## What the task asks
Give back only the entries from the one containing "1789, 841, 1897]" through the one containing "1807, 1052, 1886]", changing "interactable" to "tappable" and leaving everything else as it is.

──────

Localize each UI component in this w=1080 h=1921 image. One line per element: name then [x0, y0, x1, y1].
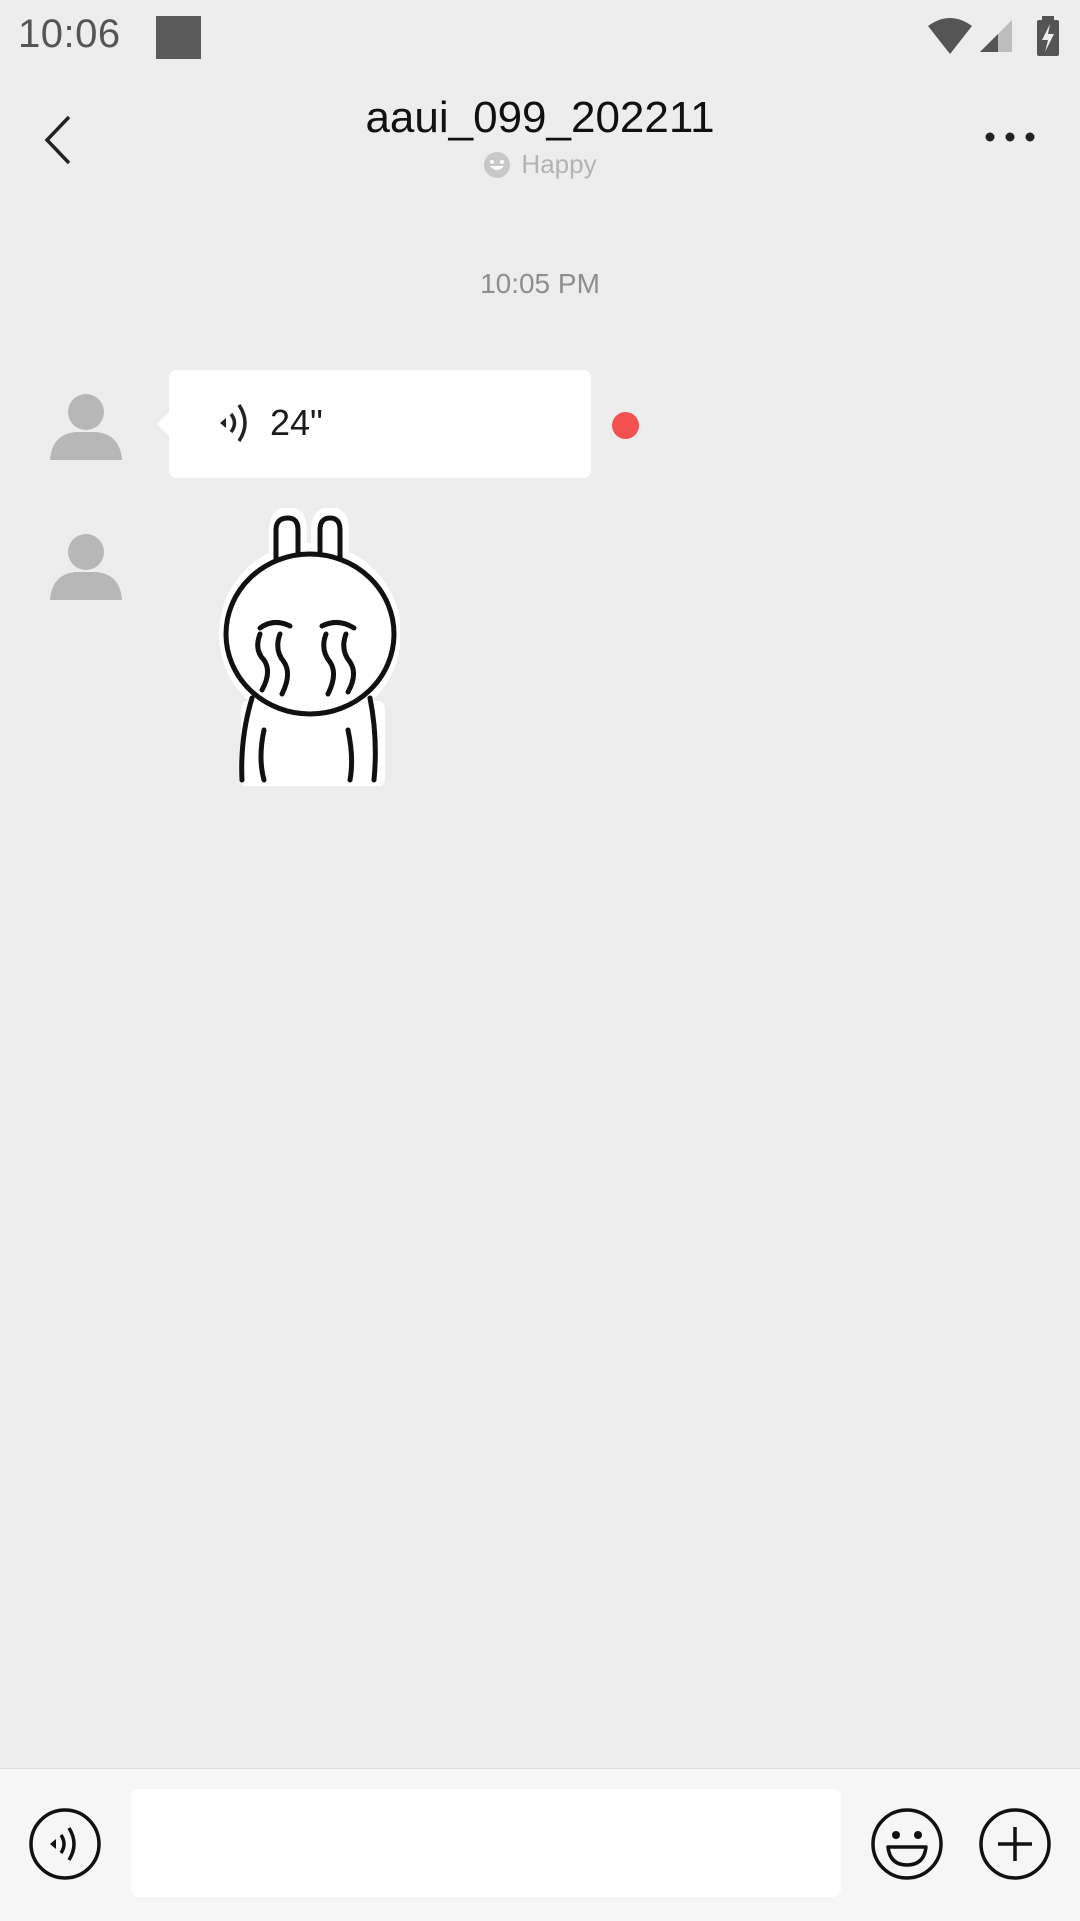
message-text-field[interactable]	[131, 1789, 841, 1897]
message-timestamp: 10:05 PM	[480, 268, 600, 299]
cellular-signal-icon	[980, 20, 1012, 52]
avatar[interactable]	[46, 390, 126, 470]
voice-wave-icon	[220, 404, 247, 442]
battery-charging-icon	[1037, 16, 1059, 56]
plus-icon	[979, 1808, 1051, 1880]
voice-message-bubble[interactable]: 24"	[157, 370, 591, 478]
more-dots-icon	[985, 132, 1035, 142]
emoji-button[interactable]	[870, 1807, 944, 1886]
notification-icon	[156, 16, 201, 59]
smile-face-icon	[484, 151, 511, 178]
voice-input-toggle-button[interactable]	[28, 1807, 102, 1886]
status-icons	[926, 16, 1066, 60]
status-time: 10:06	[18, 12, 121, 56]
voice-toggle-icon	[29, 1808, 101, 1880]
status-bar: 10:06	[0, 0, 1080, 75]
emoji-icon	[871, 1808, 943, 1880]
user-status-text: Happy	[521, 149, 597, 179]
more-functions-button[interactable]	[978, 1807, 1052, 1886]
more-options-button[interactable]	[980, 117, 1040, 157]
wifi-icon	[928, 18, 972, 54]
crying-rabbit-sticker[interactable]	[218, 507, 401, 787]
user-status: Happy	[0, 149, 1080, 180]
voice-duration: 24"	[270, 402, 323, 443]
message-input-bar	[0, 1768, 1080, 1921]
default-avatar-icon	[50, 534, 122, 600]
default-avatar-icon	[50, 394, 122, 460]
chat-header: aaui_099_202211 Happy	[0, 75, 1080, 215]
unread-indicator	[612, 412, 639, 439]
chat-title: aaui_099_202211	[365, 93, 715, 142]
avatar[interactable]	[46, 530, 126, 610]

──────

## Expected answer
message-text-field[tappable]	[131, 1789, 841, 1897]
message-timestamp: 10:05 PM	[480, 268, 600, 299]
cellular-signal-icon	[980, 20, 1012, 52]
avatar[tappable]	[46, 390, 126, 470]
voice-wave-icon	[220, 404, 247, 442]
battery-charging-icon	[1037, 16, 1059, 56]
plus-icon	[979, 1808, 1051, 1880]
voice-message-bubble[tappable]: 24"	[157, 370, 591, 478]
more-dots-icon	[985, 132, 1035, 142]
emoji-button[tappable]	[870, 1807, 944, 1886]
notification-icon	[156, 16, 201, 59]
smile-face-icon	[484, 151, 511, 178]
voice-input-toggle-button[tappable]	[28, 1807, 102, 1886]
status-icons	[926, 16, 1066, 60]
status-time: 10:06	[18, 12, 121, 56]
voice-toggle-icon	[29, 1808, 101, 1880]
status-bar: 10:06	[0, 0, 1080, 75]
emoji-icon	[871, 1808, 943, 1880]
user-status-text: Happy	[521, 149, 597, 179]
more-functions-button[tappable]	[978, 1807, 1052, 1886]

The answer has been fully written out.